* Task goal: Copy out all lines in the data below containing the string "Years".

Records:
▬▬▬▬▬▬
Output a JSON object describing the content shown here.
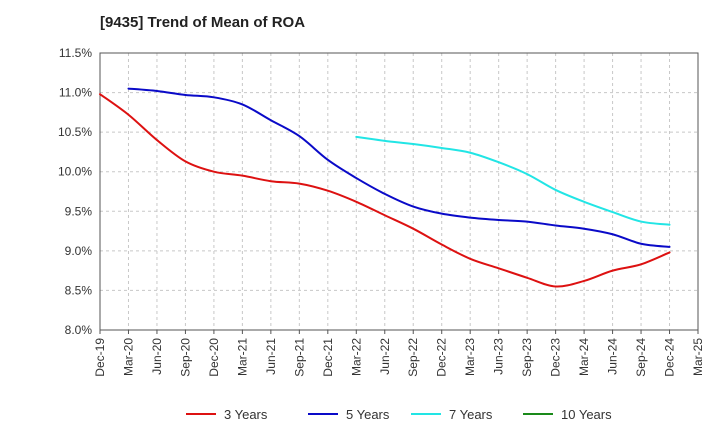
{
  "chart_data": {
    "type": "line",
    "title": "[9435]  Trend of Mean of ROA",
    "xlabel": "",
    "ylabel": "",
    "ylim": [
      8.0,
      11.5
    ],
    "ytick_values": [
      8.0,
      8.5,
      9.0,
      9.5,
      10.0,
      10.5,
      11.0,
      11.5
    ],
    "ytick_labels": [
      "8.0%",
      "8.5%",
      "9.0%",
      "9.5%",
      "10.0%",
      "10.5%",
      "11.0%",
      "11.5%"
    ],
    "categories": [
      "Dec-19",
      "Mar-20",
      "Jun-20",
      "Sep-20",
      "Dec-20",
      "Mar-21",
      "Jun-21",
      "Sep-21",
      "Dec-21",
      "Mar-22",
      "Jun-22",
      "Sep-22",
      "Dec-22",
      "Mar-23",
      "Jun-23",
      "Sep-23",
      "Dec-23",
      "Mar-24",
      "Jun-24",
      "Sep-24",
      "Dec-24",
      "Mar-25"
    ],
    "grid": true,
    "legend_position": "bottom",
    "series": [
      {
        "name": "3 Years",
        "color": "#dd1111",
        "x": [
          0,
          1,
          2,
          3,
          4,
          5,
          6,
          7,
          8,
          9,
          10,
          11,
          12,
          13,
          14,
          15,
          16,
          17,
          18,
          19,
          20
        ],
        "values": [
          10.98,
          10.72,
          10.4,
          10.13,
          10.0,
          9.95,
          9.88,
          9.85,
          9.76,
          9.62,
          9.45,
          9.28,
          9.08,
          8.9,
          8.78,
          8.66,
          8.55,
          8.62,
          8.75,
          8.83,
          8.98
        ]
      },
      {
        "name": "5 Years",
        "color": "#0a0ac8",
        "x": [
          1,
          2,
          3,
          4,
          5,
          6,
          7,
          8,
          9,
          10,
          11,
          12,
          13,
          14,
          15,
          16,
          17,
          18,
          19,
          20
        ],
        "values": [
          11.05,
          11.02,
          10.97,
          10.94,
          10.85,
          10.65,
          10.45,
          10.15,
          9.92,
          9.72,
          9.56,
          9.47,
          9.42,
          9.39,
          9.37,
          9.32,
          9.28,
          9.21,
          9.09,
          9.05
        ]
      },
      {
        "name": "7 Years",
        "color": "#22e5e5",
        "x": [
          9,
          10,
          11,
          12,
          13,
          14,
          15,
          16,
          17,
          18,
          19,
          20
        ],
        "values": [
          10.44,
          10.39,
          10.35,
          10.3,
          10.24,
          10.12,
          9.97,
          9.77,
          9.62,
          9.49,
          9.37,
          9.33
        ]
      },
      {
        "name": "10 Years",
        "color": "#1a8a1a",
        "x": [],
        "values": []
      }
    ]
  }
}
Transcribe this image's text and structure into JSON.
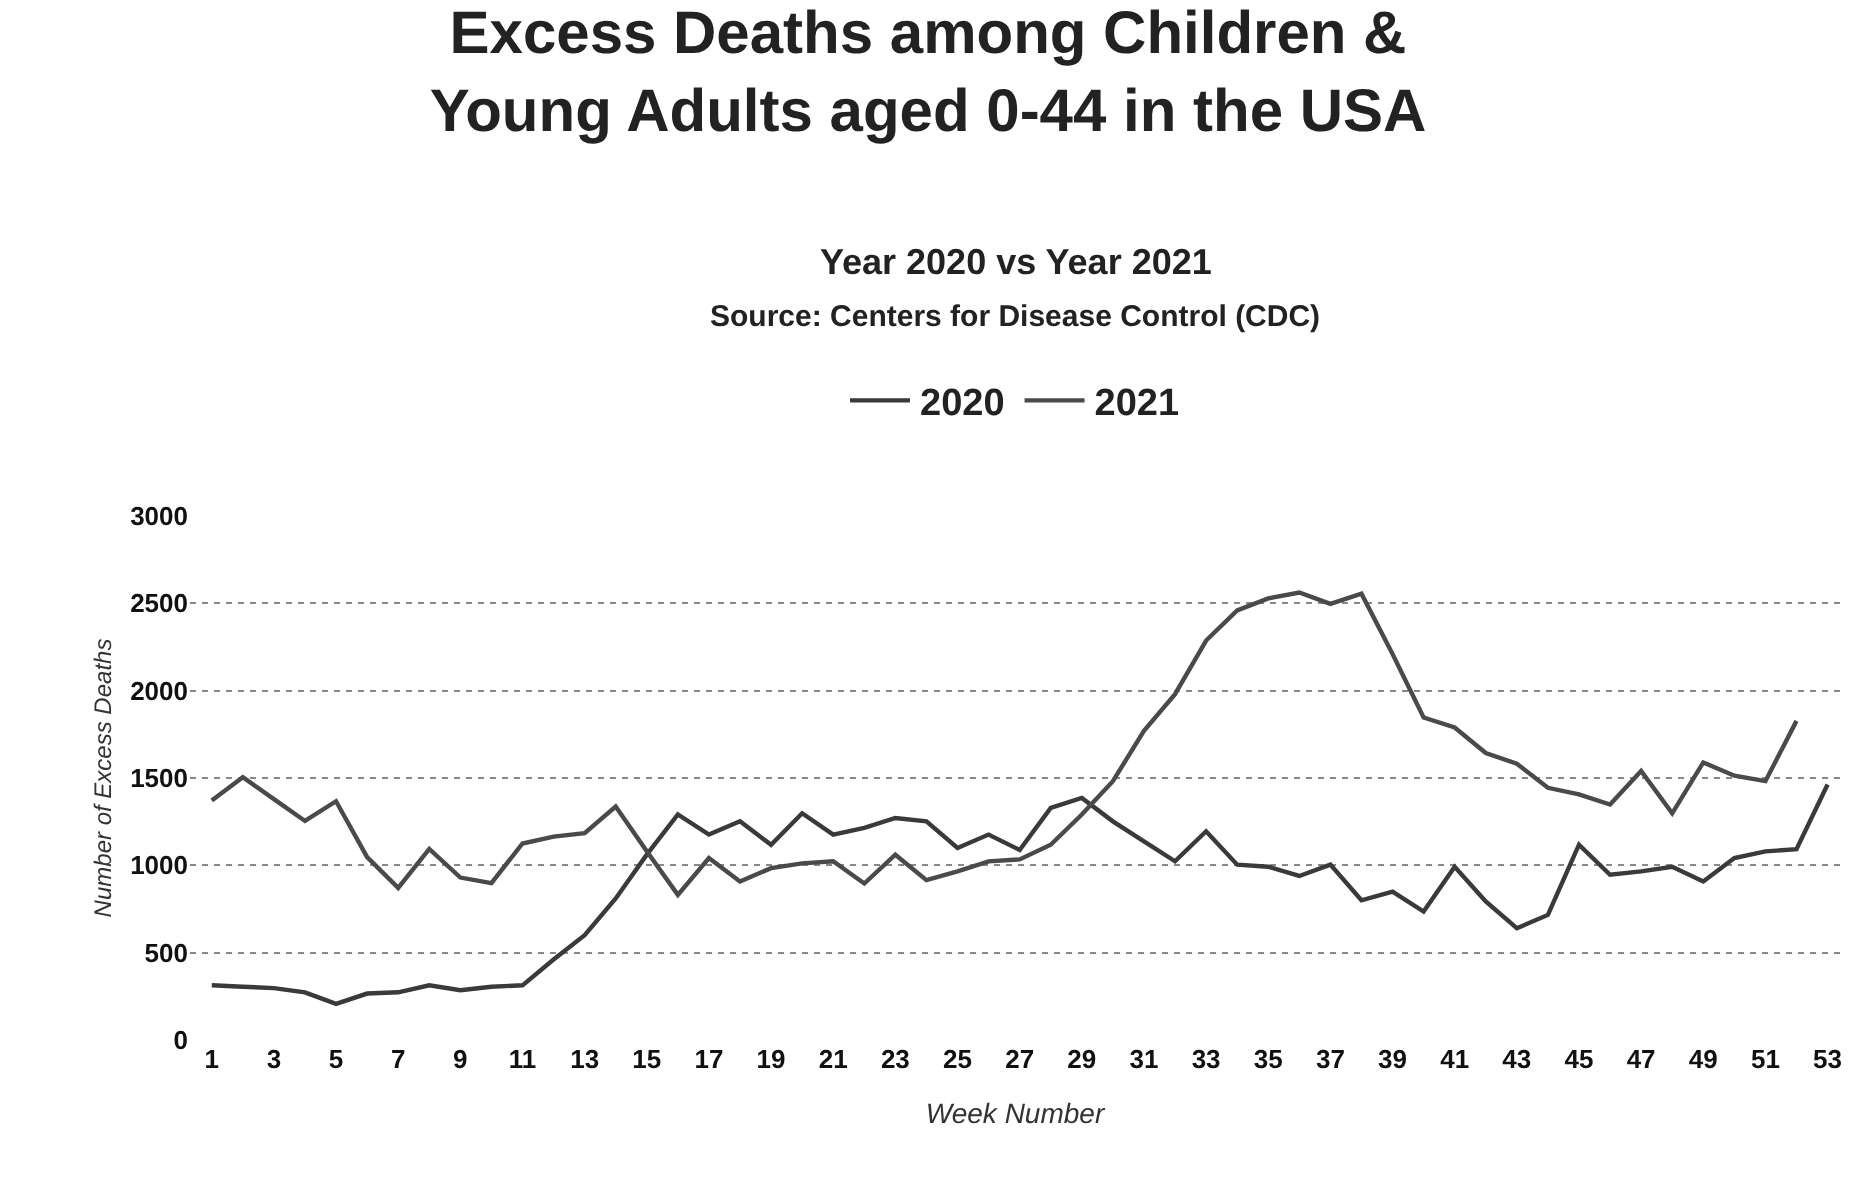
{
  "chart_data": {
    "type": "line",
    "title": "Excess Deaths among Children &\nYoung Adults aged 0-44 in the USA",
    "subtitle": "Year 2020 vs Year 2021",
    "annotations": [
      "Source: Centers for Disease Control (CDC)"
    ],
    "xlabel": "Week Number",
    "ylabel": "Number of Excess Deaths",
    "x": [
      1,
      2,
      3,
      4,
      5,
      6,
      7,
      8,
      9,
      10,
      11,
      12,
      13,
      14,
      15,
      16,
      17,
      18,
      19,
      20,
      21,
      22,
      23,
      24,
      25,
      26,
      27,
      28,
      29,
      30,
      31,
      32,
      33,
      34,
      35,
      36,
      37,
      38,
      39,
      40,
      41,
      42,
      43,
      44,
      45,
      46,
      47,
      48,
      49,
      50,
      51,
      52,
      53
    ],
    "series": [
      {
        "name": "2020",
        "color": "#3a3a3a",
        "values": [
          313,
          305,
          297,
          273,
          207,
          266,
          273,
          313,
          285,
          305,
          313,
          461,
          600,
          810,
          1061,
          1291,
          1176,
          1252,
          1118,
          1298,
          1176,
          1214,
          1271,
          1252,
          1099,
          1176,
          1088,
          1329,
          1386,
          1252,
          1137,
          1023,
          1195,
          1004,
          992,
          939,
          1004,
          800,
          850,
          735,
          992,
          793,
          640,
          716,
          1118,
          946,
          965,
          992,
          908,
          1042,
          1080,
          1092,
          1463
        ]
      },
      {
        "name": "2021",
        "color": "#4a4a4a",
        "values": [
          1371,
          1504,
          1379,
          1254,
          1367,
          1047,
          871,
          1094,
          930,
          898,
          1125,
          1164,
          1184,
          1337,
          1080,
          831,
          1042,
          908,
          984,
          1011,
          1023,
          896,
          1061,
          915,
          965,
          1023,
          1034,
          1118,
          1291,
          1482,
          1770,
          1980,
          2287,
          2459,
          2528,
          2562,
          2497,
          2555,
          2210,
          1846,
          1789,
          1643,
          1582,
          1444,
          1406,
          1348,
          1540,
          1298,
          1589,
          1513,
          1482,
          1827,
          null
        ]
      }
    ],
    "xlim": [
      0.3,
      53.4
    ],
    "xticks": [
      1,
      3,
      5,
      7,
      9,
      11,
      13,
      15,
      17,
      19,
      21,
      23,
      25,
      27,
      29,
      31,
      33,
      35,
      37,
      39,
      41,
      43,
      45,
      47,
      49,
      51,
      53
    ],
    "ylim": [
      0,
      3000
    ],
    "yticks": [
      0,
      500,
      1000,
      1500,
      2000,
      2500,
      3000
    ],
    "grid": "y",
    "legend": "top",
    "marker": "none",
    "line_style": "solid"
  }
}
▬▬▬▬▬▬
* Task response:
        "name": "3 Years",
        "name": "5 Years",
        "name": "7 Years",
        "name": "10 Years",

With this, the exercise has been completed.